GOAL. Transcribe the records below exactly as they appear, omitting any pictures.

RECORD LIST.
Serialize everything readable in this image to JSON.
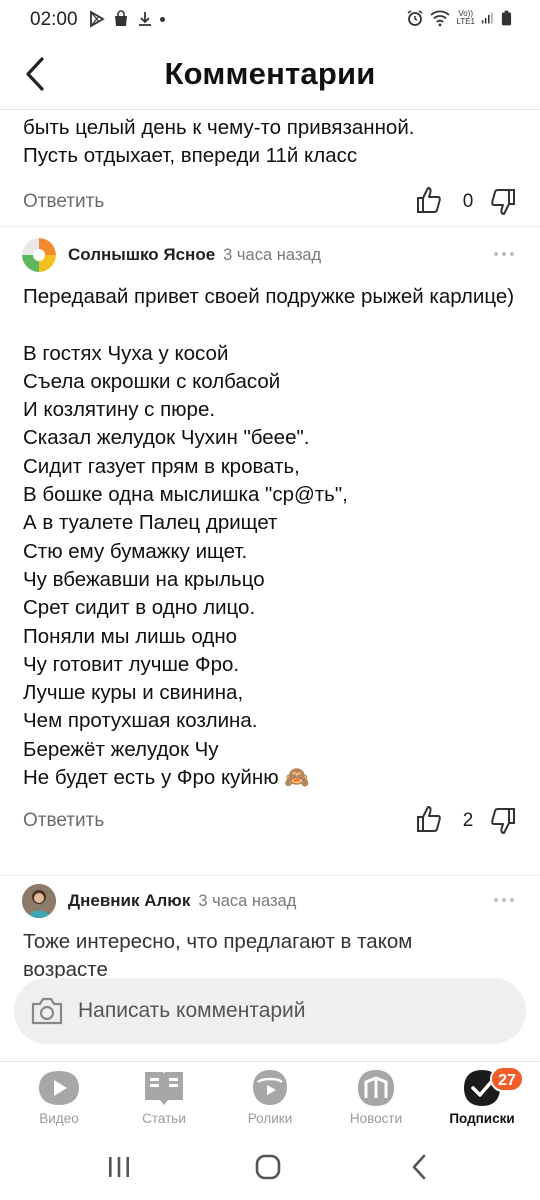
{
  "status_bar": {
    "time": "02:00",
    "lte_top": "Vo))",
    "lte_bottom": "LTE1"
  },
  "header": {
    "title": "Комментарии"
  },
  "comments": [
    {
      "text": "быть целый день к чему-то привязанной.\nПусть отдыхает, впереди 11й класс",
      "reply_label": "Ответить",
      "likes": "0"
    },
    {
      "author": "Солнышко Ясное",
      "time": "3 часа назад",
      "text": "Передавай привет своей подружке рыжей карлице)\n\nВ гостях Чуха у косой\nСъела окрошки с колбасой\nИ козлятину с пюре.\nСказал желудок Чухин \"беее\".\nСидит газует прям в кровать,\nВ бошке одна мыслишка \"ср@ть\",\nА в туалете Палец дрищет\nСтю ему бумажку ищет.\nЧу вбежавши на крыльцо\nСрет сидит в одно лицо.\nПоняли мы лишь одно\nЧу готовит лучше Фро.\nЛучше куры и свинина,\nЧем протухшая козлина.\nБережёт желудок Чу\nНе будет есть у Фро куйню 🙈",
      "reply_label": "Ответить",
      "likes": "2"
    },
    {
      "author": "Дневник Алюк",
      "time": "3 часа назад",
      "text": "Тоже интересно, что предлагают в таком возрасте"
    }
  ],
  "write_comment": {
    "placeholder": "Написать комментарий",
    "icon": "camera-icon"
  },
  "bottom_nav": {
    "items": [
      {
        "label": "Видео",
        "icon": "video-icon"
      },
      {
        "label": "Статьи",
        "icon": "articles-icon"
      },
      {
        "label": "Ролики",
        "icon": "clips-icon"
      },
      {
        "label": "Новости",
        "icon": "news-icon"
      },
      {
        "label": "Подписки",
        "icon": "subscriptions-icon",
        "badge": "27",
        "active": true
      }
    ]
  },
  "colors": {
    "accent": "#f25c2b",
    "text": "#111111",
    "muted": "#6b6b6b",
    "input_bg": "#efefef"
  }
}
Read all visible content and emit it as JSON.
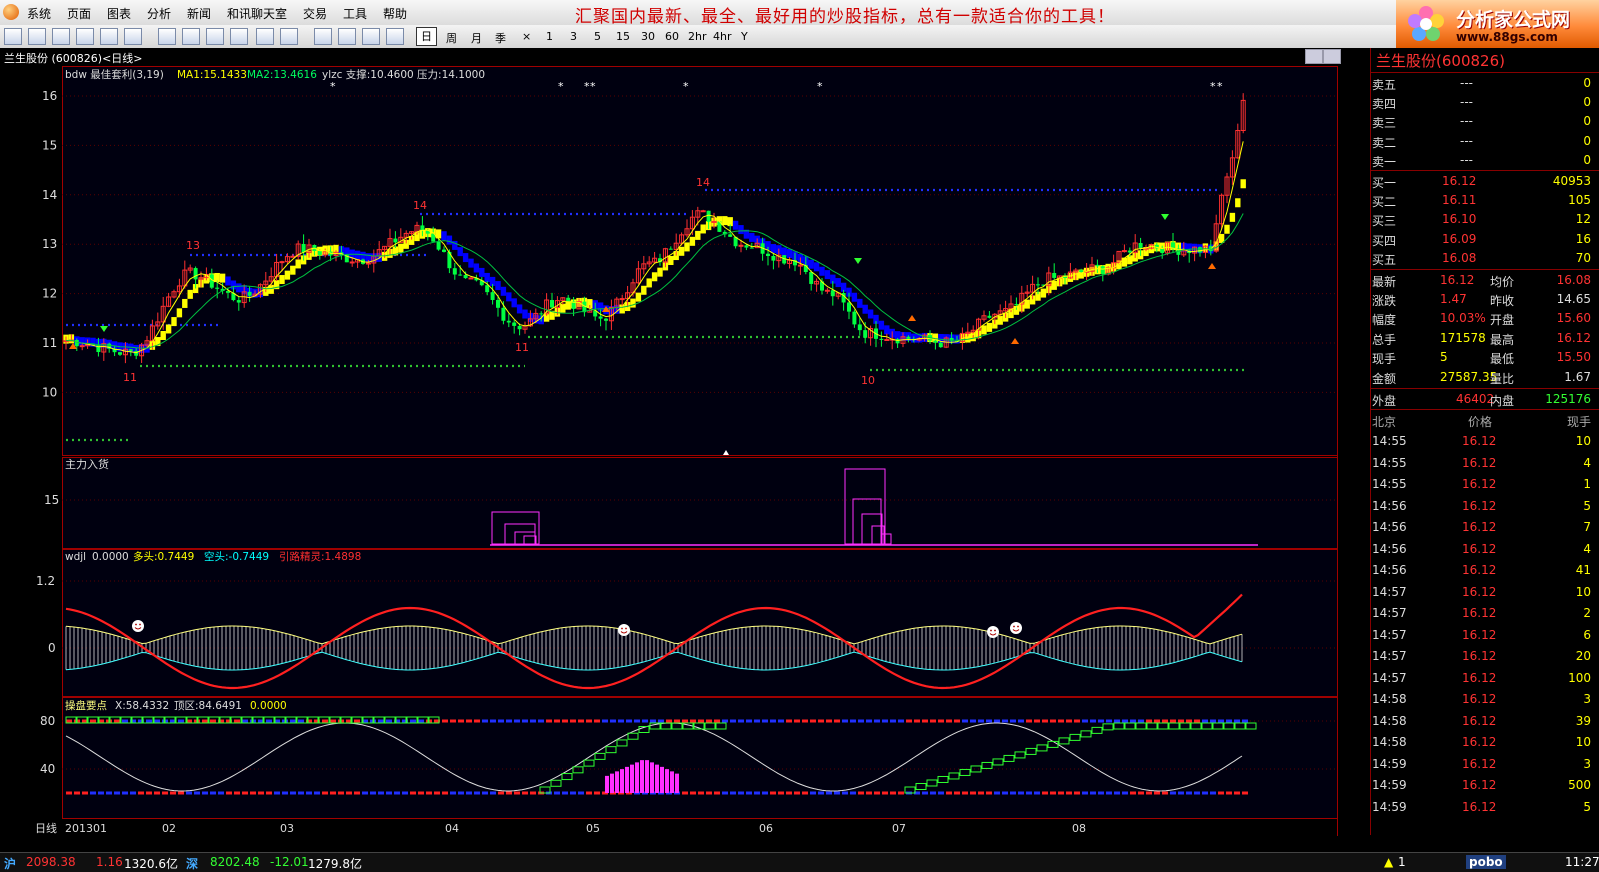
{
  "menu": [
    "系统",
    "页面",
    "图表",
    "分析",
    "新闻",
    "和讯聊天室",
    "交易",
    "工具",
    "帮助"
  ],
  "slogan": "汇聚国内最新、最全、最好用的炒股指标，总有一款适合你的工具！",
  "brand": {
    "name": "分析家公式网",
    "url": "www.88gs.com"
  },
  "periods": [
    "日",
    "周",
    "月",
    "季",
    "×",
    "1",
    "3",
    "5",
    "15",
    "30",
    "60",
    "2hr",
    "4hr",
    "Y"
  ],
  "active_period": "日",
  "chart_title": "兰生股份 (600826)<日线>",
  "main_chart": {
    "legend_prefix": "bdw  最佳套利(3,19)",
    "ma1": "MA1:15.1433",
    "ma2": "MA2:13.4616",
    "ylzc": "ylzc 支撑:10.4600 压力:14.1000",
    "y_ticks": [
      "16",
      "15",
      "14",
      "13",
      "12",
      "11",
      "10"
    ],
    "marks": [
      {
        "text": "13",
        "color": "#f33"
      },
      {
        "text": "14",
        "color": "#f33"
      },
      {
        "text": "14",
        "color": "#f33"
      },
      {
        "text": "11",
        "color": "#f33"
      },
      {
        "text": "11",
        "color": "#f33"
      },
      {
        "text": "10",
        "color": "#f33"
      }
    ]
  },
  "panel2": {
    "label": "主力入货",
    "y_tick": "15"
  },
  "panel3": {
    "label": "wdjl",
    "val": "0.0000",
    "duo": "多头:0.7449",
    "kong": "空头:-0.7449",
    "jl": "引路精灵:1.4898",
    "y_ticks": [
      "1.2",
      "0"
    ]
  },
  "panel4": {
    "label": "操盘要点",
    "x": "X:58.4332",
    "top": "顶区:84.6491",
    "val": "0.0000",
    "y_ticks": [
      "80",
      "40"
    ]
  },
  "x_axis": {
    "label": "日线",
    "ticks": [
      "201301",
      "02",
      "03",
      "04",
      "05",
      "06",
      "07",
      "08"
    ]
  },
  "quote": {
    "title": "兰生股份(600826)",
    "sell": [
      {
        "label": "卖五",
        "price": "---",
        "vol": "0"
      },
      {
        "label": "卖四",
        "price": "---",
        "vol": "0"
      },
      {
        "label": "卖三",
        "price": "---",
        "vol": "0"
      },
      {
        "label": "卖二",
        "price": "---",
        "vol": "0"
      },
      {
        "label": "卖一",
        "price": "---",
        "vol": "0"
      }
    ],
    "buy": [
      {
        "label": "买一",
        "price": "16.12",
        "vol": "40953"
      },
      {
        "label": "买二",
        "price": "16.11",
        "vol": "105"
      },
      {
        "label": "买三",
        "price": "16.10",
        "vol": "12"
      },
      {
        "label": "买四",
        "price": "16.09",
        "vol": "16"
      },
      {
        "label": "买五",
        "price": "16.08",
        "vol": "70"
      }
    ],
    "stats": [
      {
        "l1": "最新",
        "v1": "16.12",
        "l2": "均价",
        "v2": "16.08"
      },
      {
        "l1": "涨跌",
        "v1": "1.47",
        "l2": "昨收",
        "v2": "14.65"
      },
      {
        "l1": "幅度",
        "v1": "10.03%",
        "l2": "开盘",
        "v2": "15.60"
      },
      {
        "l1": "总手",
        "v1": "171578",
        "l2": "最高",
        "v2": "16.12"
      },
      {
        "l1": "现手",
        "v1": "5",
        "l2": "最低",
        "v2": "15.50"
      },
      {
        "l1": "金额",
        "v1": "27587.35",
        "l2": "量比",
        "v2": "1.67"
      }
    ],
    "outer": {
      "l1": "外盘",
      "v1": "46402",
      "l2": "内盘",
      "v2": "125176"
    },
    "tick_header": [
      "北京",
      "价格",
      "现手"
    ],
    "ticks": [
      [
        "14:55",
        "16.12",
        "10"
      ],
      [
        "14:55",
        "16.12",
        "4"
      ],
      [
        "14:55",
        "16.12",
        "1"
      ],
      [
        "14:56",
        "16.12",
        "5"
      ],
      [
        "14:56",
        "16.12",
        "7"
      ],
      [
        "14:56",
        "16.12",
        "4"
      ],
      [
        "14:56",
        "16.12",
        "41"
      ],
      [
        "14:57",
        "16.12",
        "10"
      ],
      [
        "14:57",
        "16.12",
        "2"
      ],
      [
        "14:57",
        "16.12",
        "6"
      ],
      [
        "14:57",
        "16.12",
        "20"
      ],
      [
        "14:57",
        "16.12",
        "100"
      ],
      [
        "14:58",
        "16.12",
        "3"
      ],
      [
        "14:58",
        "16.12",
        "39"
      ],
      [
        "14:58",
        "16.12",
        "10"
      ],
      [
        "14:59",
        "16.12",
        "3"
      ],
      [
        "14:59",
        "16.12",
        "500"
      ],
      [
        "14:59",
        "16.12",
        "5"
      ]
    ]
  },
  "status": {
    "sh_label": "沪",
    "sh_idx": "2098.38",
    "sh_chg": "1.16",
    "sh_amt": "1320.6亿",
    "sz_label": "深",
    "sz_idx": "8202.48",
    "sz_chg": "-12.01",
    "sz_amt": "1279.8亿",
    "alert": "1",
    "pobo": "pobo",
    "time": "11:27"
  },
  "colors": {
    "up": "#ff3030",
    "down": "#00ff40",
    "yellow": "#ffff00",
    "blue": "#0000ff",
    "magenta": "#ff00ff",
    "grid": "#800000"
  }
}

EXERCISE RESULT.
Serialize everything readable in this image to JSON.
{
  "status_bar": {
    "time": "02:00",
    "lte_top": "Vo))",
    "lte_bottom": "LTE1"
  },
  "header": {
    "title": "Комментарии"
  },
  "comments": [
    {
      "text": "быть целый день к чему-то привязанной.\nПусть отдыхает, впереди 11й класс",
      "reply_label": "Ответить",
      "likes": "0"
    },
    {
      "author": "Солнышко Ясное",
      "time": "3 часа назад",
      "text": "Передавай привет своей подружке рыжей карлице)\n\nВ гостях Чуха у косой\nСъела окрошки с колбасой\nИ козлятину с пюре.\nСказал желудок Чухин \"беее\".\nСидит газует прям в кровать,\nВ бошке одна мыслишка \"ср@ть\",\nА в туалете Палец дрищет\nСтю ему бумажку ищет.\nЧу вбежавши на крыльцо\nСрет сидит в одно лицо.\nПоняли мы лишь одно\nЧу готовит лучше Фро.\nЛучше куры и свинина,\nЧем протухшая козлина.\nБережёт желудок Чу\nНе будет есть у Фро куйню 🙈",
      "reply_label": "Ответить",
      "likes": "2"
    },
    {
      "author": "Дневник Алюк",
      "time": "3 часа назад",
      "text": "Тоже интересно, что предлагают в таком возрасте"
    }
  ],
  "write_comment": {
    "placeholder": "Написать комментарий",
    "icon": "camera-icon"
  },
  "bottom_nav": {
    "items": [
      {
        "label": "Видео",
        "icon": "video-icon"
      },
      {
        "label": "Статьи",
        "icon": "articles-icon"
      },
      {
        "label": "Ролики",
        "icon": "clips-icon"
      },
      {
        "label": "Новости",
        "icon": "news-icon"
      },
      {
        "label": "Подписки",
        "icon": "subscriptions-icon",
        "badge": "27",
        "active": true
      }
    ]
  },
  "colors": {
    "accent": "#f25c2b",
    "text": "#111111",
    "muted": "#6b6b6b",
    "input_bg": "#efefef"
  }
}
Read all visible content and emit it as JSON.
{
  "menu": [
    "系统",
    "页面",
    "图表",
    "分析",
    "新闻",
    "和讯聊天室",
    "交易",
    "工具",
    "帮助"
  ],
  "slogan": "汇聚国内最新、最全、最好用的炒股指标，总有一款适合你的工具！",
  "brand": {
    "name": "分析家公式网",
    "url": "www.88gs.com"
  },
  "periods": [
    "日",
    "周",
    "月",
    "季",
    "×",
    "1",
    "3",
    "5",
    "15",
    "30",
    "60",
    "2hr",
    "4hr",
    "Y"
  ],
  "active_period": "日",
  "chart_title": "兰生股份 (600826)<日线>",
  "main_chart": {
    "legend_prefix": "bdw  最佳套利(3,19)",
    "ma1": "MA1:15.1433",
    "ma2": "MA2:13.4616",
    "ylzc": "ylzc 支撑:10.4600 压力:14.1000",
    "y_ticks": [
      "16",
      "15",
      "14",
      "13",
      "12",
      "11",
      "10"
    ],
    "marks": [
      {
        "text": "13",
        "color": "#f33"
      },
      {
        "text": "14",
        "color": "#f33"
      },
      {
        "text": "14",
        "color": "#f33"
      },
      {
        "text": "11",
        "color": "#f33"
      },
      {
        "text": "11",
        "color": "#f33"
      },
      {
        "text": "10",
        "color": "#f33"
      }
    ]
  },
  "panel2": {
    "label": "主力入货",
    "y_tick": "15"
  },
  "panel3": {
    "label": "wdjl",
    "val": "0.0000",
    "duo": "多头:0.7449",
    "kong": "空头:-0.7449",
    "jl": "引路精灵:1.4898",
    "y_ticks": [
      "1.2",
      "0"
    ]
  },
  "panel4": {
    "label": "操盘要点",
    "x": "X:58.4332",
    "top": "顶区:84.6491",
    "val": "0.0000",
    "y_ticks": [
      "80",
      "40"
    ]
  },
  "x_axis": {
    "label": "日线",
    "ticks": [
      "201301",
      "02",
      "03",
      "04",
      "05",
      "06",
      "07",
      "08"
    ]
  },
  "quote": {
    "title": "兰生股份(600826)",
    "sell": [
      {
        "label": "卖五",
        "price": "---",
        "vol": "0"
      },
      {
        "label": "卖四",
        "price": "---",
        "vol": "0"
      },
      {
        "label": "卖三",
        "price": "---",
        "vol": "0"
      },
      {
        "label": "卖二",
        "price": "---",
        "vol": "0"
      },
      {
        "label": "卖一",
        "price": "---",
        "vol": "0"
      }
    ],
    "buy": [
      {
        "label": "买一",
        "price": "16.12",
        "vol": "40953"
      },
      {
        "label": "买二",
        "price": "16.11",
        "vol": "105"
      },
      {
        "label": "买三",
        "price": "16.10",
        "vol": "12"
      },
      {
        "label": "买四",
        "price": "16.09",
        "vol": "16"
      },
      {
        "label": "买五",
        "price": "16.08",
        "vol": "70"
      }
    ],
    "stats": [
      {
        "l1": "最新",
        "v1": "16.12",
        "l2": "均价",
        "v2": "16.08"
      },
      {
        "l1": "涨跌",
        "v1": "1.47",
        "l2": "昨收",
        "v2": "14.65"
      },
      {
        "l1": "幅度",
        "v1": "10.03%",
        "l2": "开盘",
        "v2": "15.60"
      },
      {
        "l1": "总手",
        "v1": "171578",
        "l2": "最高",
        "v2": "16.12"
      },
      {
        "l1": "现手",
        "v1": "5",
        "l2": "最低",
        "v2": "15.50"
      },
      {
        "l1": "金额",
        "v1": "27587.35",
        "l2": "量比",
        "v2": "1.67"
      }
    ],
    "outer": {
      "l1": "外盘",
      "v1": "46402",
      "l2": "内盘",
      "v2": "125176"
    },
    "tick_header": [
      "北京",
      "价格",
      "现手"
    ],
    "ticks": [
      [
        "14:55",
        "16.12",
        "10"
      ],
      [
        "14:55",
        "16.12",
        "4"
      ],
      [
        "14:55",
        "16.12",
        "1"
      ],
      [
        "14:56",
        "16.12",
        "5"
      ],
      [
        "14:56",
        "16.12",
        "7"
      ],
      [
        "14:56",
        "16.12",
        "4"
      ],
      [
        "14:56",
        "16.12",
        "41"
      ],
      [
        "14:57",
        "16.12",
        "10"
      ],
      [
        "14:57",
        "16.12",
        "2"
      ],
      [
        "14:57",
        "16.12",
        "6"
      ],
      [
        "14:57",
        "16.12",
        "20"
      ],
      [
        "14:57",
        "16.12",
        "100"
      ],
      [
        "14:58",
        "16.12",
        "3"
      ],
      [
        "14:58",
        "16.12",
        "39"
      ],
      [
        "14:58",
        "16.12",
        "10"
      ],
      [
        "14:59",
        "16.12",
        "3"
      ],
      [
        "14:59",
        "16.12",
        "500"
      ],
      [
        "14:59",
        "16.12",
        "5"
      ]
    ]
  },
  "status": {
    "sh_label": "沪",
    "sh_idx": "2098.38",
    "sh_chg": "1.16",
    "sh_amt": "1320.6亿",
    "sz_label": "深",
    "sz_idx": "8202.48",
    "sz_chg": "-12.01",
    "sz_amt": "1279.8亿",
    "alert": "1",
    "pobo": "pobo",
    "time": "11:27"
  },
  "colors": {
    "up": "#ff3030",
    "down": "#00ff40",
    "yellow": "#ffff00",
    "blue": "#0000ff",
    "magenta": "#ff00ff",
    "grid": "#800000"
  }
}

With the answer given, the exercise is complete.